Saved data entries
* * *

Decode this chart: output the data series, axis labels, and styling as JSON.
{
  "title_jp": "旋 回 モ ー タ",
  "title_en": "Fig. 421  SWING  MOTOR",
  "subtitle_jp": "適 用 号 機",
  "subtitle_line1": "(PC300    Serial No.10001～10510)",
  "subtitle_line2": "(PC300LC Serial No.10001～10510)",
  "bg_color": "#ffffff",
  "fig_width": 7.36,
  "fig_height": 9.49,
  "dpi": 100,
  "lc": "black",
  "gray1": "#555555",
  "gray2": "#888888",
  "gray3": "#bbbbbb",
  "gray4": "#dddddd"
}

* * *

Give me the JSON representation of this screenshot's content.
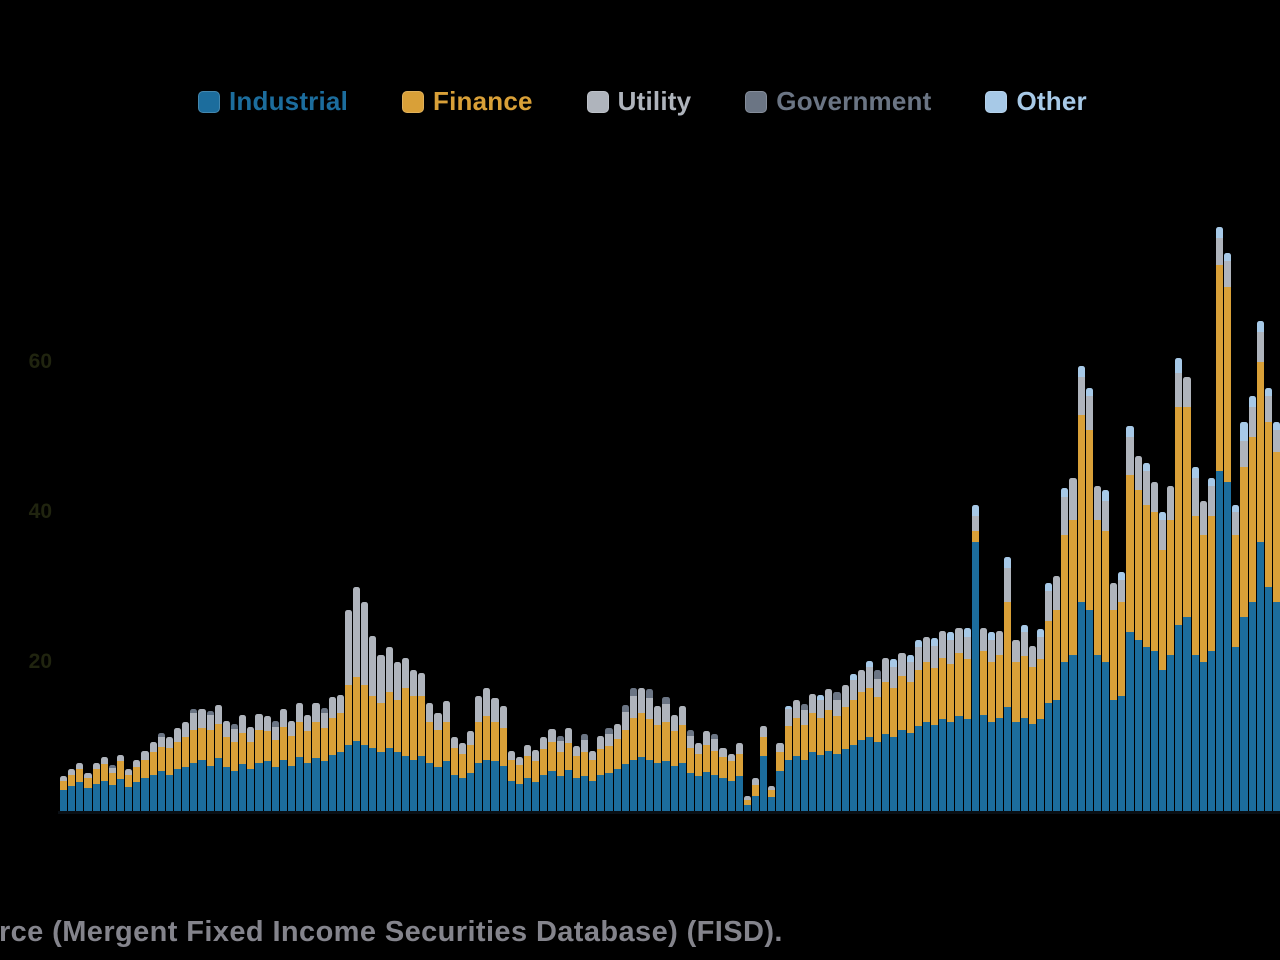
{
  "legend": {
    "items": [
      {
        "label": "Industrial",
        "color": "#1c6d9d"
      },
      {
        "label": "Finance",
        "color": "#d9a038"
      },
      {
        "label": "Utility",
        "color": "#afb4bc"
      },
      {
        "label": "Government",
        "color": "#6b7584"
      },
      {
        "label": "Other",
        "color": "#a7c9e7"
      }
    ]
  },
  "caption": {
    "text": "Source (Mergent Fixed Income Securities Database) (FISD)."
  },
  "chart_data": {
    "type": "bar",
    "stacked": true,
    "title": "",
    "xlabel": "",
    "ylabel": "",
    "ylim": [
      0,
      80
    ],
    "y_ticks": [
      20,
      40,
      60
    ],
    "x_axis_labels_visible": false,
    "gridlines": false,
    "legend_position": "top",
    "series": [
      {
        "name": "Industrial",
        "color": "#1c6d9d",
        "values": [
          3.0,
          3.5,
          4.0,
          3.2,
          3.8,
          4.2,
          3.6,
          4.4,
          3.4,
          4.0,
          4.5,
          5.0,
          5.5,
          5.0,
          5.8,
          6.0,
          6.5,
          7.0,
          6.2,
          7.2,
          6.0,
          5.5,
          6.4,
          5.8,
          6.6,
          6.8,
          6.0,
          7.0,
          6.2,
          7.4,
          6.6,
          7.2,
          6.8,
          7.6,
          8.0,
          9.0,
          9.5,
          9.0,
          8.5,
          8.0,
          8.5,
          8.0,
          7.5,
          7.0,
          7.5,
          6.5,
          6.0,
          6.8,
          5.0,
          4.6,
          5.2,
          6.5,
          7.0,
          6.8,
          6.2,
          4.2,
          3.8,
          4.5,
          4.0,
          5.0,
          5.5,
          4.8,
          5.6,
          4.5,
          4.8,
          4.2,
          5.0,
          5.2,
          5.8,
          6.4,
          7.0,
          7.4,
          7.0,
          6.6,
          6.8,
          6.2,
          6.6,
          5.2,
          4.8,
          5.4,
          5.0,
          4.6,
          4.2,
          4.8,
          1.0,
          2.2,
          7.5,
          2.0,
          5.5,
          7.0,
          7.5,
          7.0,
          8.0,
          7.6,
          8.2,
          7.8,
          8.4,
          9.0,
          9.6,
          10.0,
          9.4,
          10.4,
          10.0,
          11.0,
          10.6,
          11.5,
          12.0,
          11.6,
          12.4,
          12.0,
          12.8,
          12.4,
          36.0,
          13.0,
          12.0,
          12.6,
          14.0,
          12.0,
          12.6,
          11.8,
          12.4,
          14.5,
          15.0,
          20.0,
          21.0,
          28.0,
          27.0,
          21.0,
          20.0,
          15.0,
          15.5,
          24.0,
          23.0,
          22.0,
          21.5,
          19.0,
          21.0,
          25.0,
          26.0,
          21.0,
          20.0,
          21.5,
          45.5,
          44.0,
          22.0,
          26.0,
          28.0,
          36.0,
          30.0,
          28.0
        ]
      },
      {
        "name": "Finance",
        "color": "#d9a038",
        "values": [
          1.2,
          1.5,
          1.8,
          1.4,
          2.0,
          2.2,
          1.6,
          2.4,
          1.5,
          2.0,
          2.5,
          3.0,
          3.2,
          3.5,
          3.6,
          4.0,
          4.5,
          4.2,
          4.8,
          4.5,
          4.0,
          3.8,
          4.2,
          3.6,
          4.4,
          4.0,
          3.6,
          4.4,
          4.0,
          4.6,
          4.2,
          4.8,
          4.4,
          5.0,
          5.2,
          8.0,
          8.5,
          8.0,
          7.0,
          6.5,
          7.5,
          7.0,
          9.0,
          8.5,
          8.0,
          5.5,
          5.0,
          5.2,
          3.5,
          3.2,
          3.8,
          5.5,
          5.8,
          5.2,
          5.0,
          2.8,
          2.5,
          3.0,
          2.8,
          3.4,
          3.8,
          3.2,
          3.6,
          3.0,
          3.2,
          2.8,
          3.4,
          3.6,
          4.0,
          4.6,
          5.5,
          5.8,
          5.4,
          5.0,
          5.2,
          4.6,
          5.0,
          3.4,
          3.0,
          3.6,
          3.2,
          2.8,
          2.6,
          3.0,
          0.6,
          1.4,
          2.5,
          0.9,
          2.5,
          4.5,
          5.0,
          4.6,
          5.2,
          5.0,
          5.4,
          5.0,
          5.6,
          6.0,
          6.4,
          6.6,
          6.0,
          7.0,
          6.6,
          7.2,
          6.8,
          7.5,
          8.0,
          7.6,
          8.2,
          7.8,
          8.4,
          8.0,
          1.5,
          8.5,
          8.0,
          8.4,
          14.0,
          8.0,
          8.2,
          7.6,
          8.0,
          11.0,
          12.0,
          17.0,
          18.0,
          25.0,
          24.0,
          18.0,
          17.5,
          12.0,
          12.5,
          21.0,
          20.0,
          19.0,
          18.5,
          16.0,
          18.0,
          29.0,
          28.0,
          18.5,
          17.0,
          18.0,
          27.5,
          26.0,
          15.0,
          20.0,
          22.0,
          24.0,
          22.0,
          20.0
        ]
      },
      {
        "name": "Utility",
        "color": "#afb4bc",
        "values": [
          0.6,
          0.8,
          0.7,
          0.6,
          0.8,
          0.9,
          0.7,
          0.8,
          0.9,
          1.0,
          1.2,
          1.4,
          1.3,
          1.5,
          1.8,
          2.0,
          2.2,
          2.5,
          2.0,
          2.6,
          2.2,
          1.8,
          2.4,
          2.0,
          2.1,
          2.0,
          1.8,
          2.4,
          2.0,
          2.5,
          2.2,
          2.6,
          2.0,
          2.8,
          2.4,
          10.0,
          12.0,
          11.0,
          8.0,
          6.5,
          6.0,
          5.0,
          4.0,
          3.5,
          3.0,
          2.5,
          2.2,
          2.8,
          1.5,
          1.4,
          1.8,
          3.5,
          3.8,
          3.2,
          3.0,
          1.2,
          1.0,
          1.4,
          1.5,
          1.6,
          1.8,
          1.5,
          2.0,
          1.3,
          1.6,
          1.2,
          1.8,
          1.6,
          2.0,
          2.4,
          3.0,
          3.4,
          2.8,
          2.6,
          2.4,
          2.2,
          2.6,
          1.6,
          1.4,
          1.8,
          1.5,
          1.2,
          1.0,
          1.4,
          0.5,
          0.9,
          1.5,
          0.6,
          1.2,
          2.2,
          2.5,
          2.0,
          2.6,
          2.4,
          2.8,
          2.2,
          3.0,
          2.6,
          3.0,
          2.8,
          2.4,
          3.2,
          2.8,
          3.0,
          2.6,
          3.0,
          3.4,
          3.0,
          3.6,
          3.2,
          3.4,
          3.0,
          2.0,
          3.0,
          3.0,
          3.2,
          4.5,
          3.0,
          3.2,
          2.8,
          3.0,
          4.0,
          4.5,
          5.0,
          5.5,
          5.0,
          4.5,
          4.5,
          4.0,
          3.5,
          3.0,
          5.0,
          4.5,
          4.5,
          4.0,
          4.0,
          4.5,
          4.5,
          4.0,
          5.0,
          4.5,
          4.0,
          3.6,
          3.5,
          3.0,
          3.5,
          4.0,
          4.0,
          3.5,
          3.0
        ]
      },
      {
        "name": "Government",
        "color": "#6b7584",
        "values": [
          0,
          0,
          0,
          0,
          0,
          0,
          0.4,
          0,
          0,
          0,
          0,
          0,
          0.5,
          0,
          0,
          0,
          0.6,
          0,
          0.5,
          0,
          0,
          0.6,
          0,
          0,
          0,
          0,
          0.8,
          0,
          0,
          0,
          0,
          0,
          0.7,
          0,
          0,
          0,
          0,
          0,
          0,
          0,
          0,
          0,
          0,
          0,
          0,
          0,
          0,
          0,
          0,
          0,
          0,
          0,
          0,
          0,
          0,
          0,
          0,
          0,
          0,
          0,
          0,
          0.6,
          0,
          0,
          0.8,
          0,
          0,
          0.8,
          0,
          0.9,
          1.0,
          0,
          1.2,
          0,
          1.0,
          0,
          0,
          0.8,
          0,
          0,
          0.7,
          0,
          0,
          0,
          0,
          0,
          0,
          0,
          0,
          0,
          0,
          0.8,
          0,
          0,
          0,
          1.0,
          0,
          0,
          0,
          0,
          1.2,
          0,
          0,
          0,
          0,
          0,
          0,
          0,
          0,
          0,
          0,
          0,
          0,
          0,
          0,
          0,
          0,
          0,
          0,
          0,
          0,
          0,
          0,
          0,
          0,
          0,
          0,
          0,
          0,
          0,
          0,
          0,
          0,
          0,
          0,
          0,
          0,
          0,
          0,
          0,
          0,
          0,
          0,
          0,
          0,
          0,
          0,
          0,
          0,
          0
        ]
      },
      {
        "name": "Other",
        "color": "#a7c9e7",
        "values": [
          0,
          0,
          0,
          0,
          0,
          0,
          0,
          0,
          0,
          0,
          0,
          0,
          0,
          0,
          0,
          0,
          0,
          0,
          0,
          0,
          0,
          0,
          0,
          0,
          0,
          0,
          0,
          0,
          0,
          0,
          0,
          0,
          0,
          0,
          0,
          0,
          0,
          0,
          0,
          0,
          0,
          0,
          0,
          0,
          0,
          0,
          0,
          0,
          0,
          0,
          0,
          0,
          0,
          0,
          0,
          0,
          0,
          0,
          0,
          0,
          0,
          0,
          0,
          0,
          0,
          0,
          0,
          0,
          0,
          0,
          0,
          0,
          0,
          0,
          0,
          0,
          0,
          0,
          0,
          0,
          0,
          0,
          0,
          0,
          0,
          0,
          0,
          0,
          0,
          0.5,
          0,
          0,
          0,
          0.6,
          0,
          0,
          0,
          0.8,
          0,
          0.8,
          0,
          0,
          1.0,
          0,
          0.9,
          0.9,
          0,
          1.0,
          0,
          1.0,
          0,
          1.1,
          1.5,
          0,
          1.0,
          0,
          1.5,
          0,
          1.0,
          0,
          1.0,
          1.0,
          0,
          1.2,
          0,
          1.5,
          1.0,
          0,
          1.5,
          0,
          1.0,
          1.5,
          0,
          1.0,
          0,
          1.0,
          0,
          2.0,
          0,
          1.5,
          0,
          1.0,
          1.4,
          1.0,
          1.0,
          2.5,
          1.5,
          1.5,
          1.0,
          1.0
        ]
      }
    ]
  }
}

* * *

▶ [GOAL]:
Extract every line above containing the word "false".

▶ [RESPONSE]:
    "x_axis_labels_visible": false,
    "gridlines": false,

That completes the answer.